** Data for the task **
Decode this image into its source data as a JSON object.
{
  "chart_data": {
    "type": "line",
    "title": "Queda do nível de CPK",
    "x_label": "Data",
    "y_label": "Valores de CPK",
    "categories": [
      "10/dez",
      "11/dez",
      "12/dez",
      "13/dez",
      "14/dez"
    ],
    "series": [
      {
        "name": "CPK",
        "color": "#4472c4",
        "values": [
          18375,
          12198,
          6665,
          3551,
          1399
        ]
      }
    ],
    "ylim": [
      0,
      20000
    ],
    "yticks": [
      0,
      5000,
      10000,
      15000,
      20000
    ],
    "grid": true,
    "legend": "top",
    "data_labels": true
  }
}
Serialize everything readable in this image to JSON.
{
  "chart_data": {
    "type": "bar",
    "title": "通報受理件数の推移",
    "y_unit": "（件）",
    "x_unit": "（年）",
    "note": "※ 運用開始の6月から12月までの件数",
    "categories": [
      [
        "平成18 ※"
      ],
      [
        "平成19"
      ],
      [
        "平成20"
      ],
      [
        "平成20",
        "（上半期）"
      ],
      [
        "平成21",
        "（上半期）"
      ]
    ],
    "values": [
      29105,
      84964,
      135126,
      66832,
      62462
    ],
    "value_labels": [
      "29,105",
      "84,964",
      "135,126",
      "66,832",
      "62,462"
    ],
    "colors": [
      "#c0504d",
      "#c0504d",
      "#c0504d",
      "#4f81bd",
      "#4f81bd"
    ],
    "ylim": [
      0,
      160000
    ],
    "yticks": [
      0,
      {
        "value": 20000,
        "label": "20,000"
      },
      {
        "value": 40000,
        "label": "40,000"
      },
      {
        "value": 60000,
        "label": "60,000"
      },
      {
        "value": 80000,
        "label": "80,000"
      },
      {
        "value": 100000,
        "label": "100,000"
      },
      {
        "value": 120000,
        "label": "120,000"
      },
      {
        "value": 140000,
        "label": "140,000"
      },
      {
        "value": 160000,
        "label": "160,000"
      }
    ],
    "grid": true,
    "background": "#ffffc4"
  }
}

** Aim **
Quote all the records exactly, please, leaving none out.

** Exercise response **
Decode this image into its source data as a JSON object.
{
  "chart_data": {
    "type": "line",
    "title": "Queda do nível de CPK",
    "x_label": "Data",
    "y_label": "Valores de CPK",
    "categories": [
      "10/dez",
      "11/dez",
      "12/dez",
      "13/dez",
      "14/dez"
    ],
    "series": [
      {
        "name": "CPK",
        "color": "#4472c4",
        "values": [
          18375,
          12198,
          6665,
          3551,
          1399
        ]
      }
    ],
    "ylim": [
      0,
      20000
    ],
    "yticks": [
      0,
      5000,
      10000,
      15000,
      20000
    ],
    "grid": true,
    "legend": "top",
    "data_labels": true
  }
}
Serialize everything readable in this image to JSON.
{
  "chart_data": {
    "type": "bar",
    "title": "通報受理件数の推移",
    "y_unit": "（件）",
    "x_unit": "（年）",
    "note": "※ 運用開始の6月から12月までの件数",
    "categories": [
      [
        "平成18 ※"
      ],
      [
        "平成19"
      ],
      [
        "平成20"
      ],
      [
        "平成20",
        "（上半期）"
      ],
      [
        "平成21",
        "（上半期）"
      ]
    ],
    "values": [
      29105,
      84964,
      135126,
      66832,
      62462
    ],
    "value_labels": [
      "29,105",
      "84,964",
      "135,126",
      "66,832",
      "62,462"
    ],
    "colors": [
      "#c0504d",
      "#c0504d",
      "#c0504d",
      "#4f81bd",
      "#4f81bd"
    ],
    "ylim": [
      0,
      160000
    ],
    "yticks": [
      0,
      {
        "value": 20000,
        "label": "20,000"
      },
      {
        "value": 40000,
        "label": "40,000"
      },
      {
        "value": 60000,
        "label": "60,000"
      },
      {
        "value": 80000,
        "label": "80,000"
      },
      {
        "value": 100000,
        "label": "100,000"
      },
      {
        "value": 120000,
        "label": "120,000"
      },
      {
        "value": 140000,
        "label": "140,000"
      },
      {
        "value": 160000,
        "label": "160,000"
      }
    ],
    "grid": true,
    "background": "#ffffc4"
  }
}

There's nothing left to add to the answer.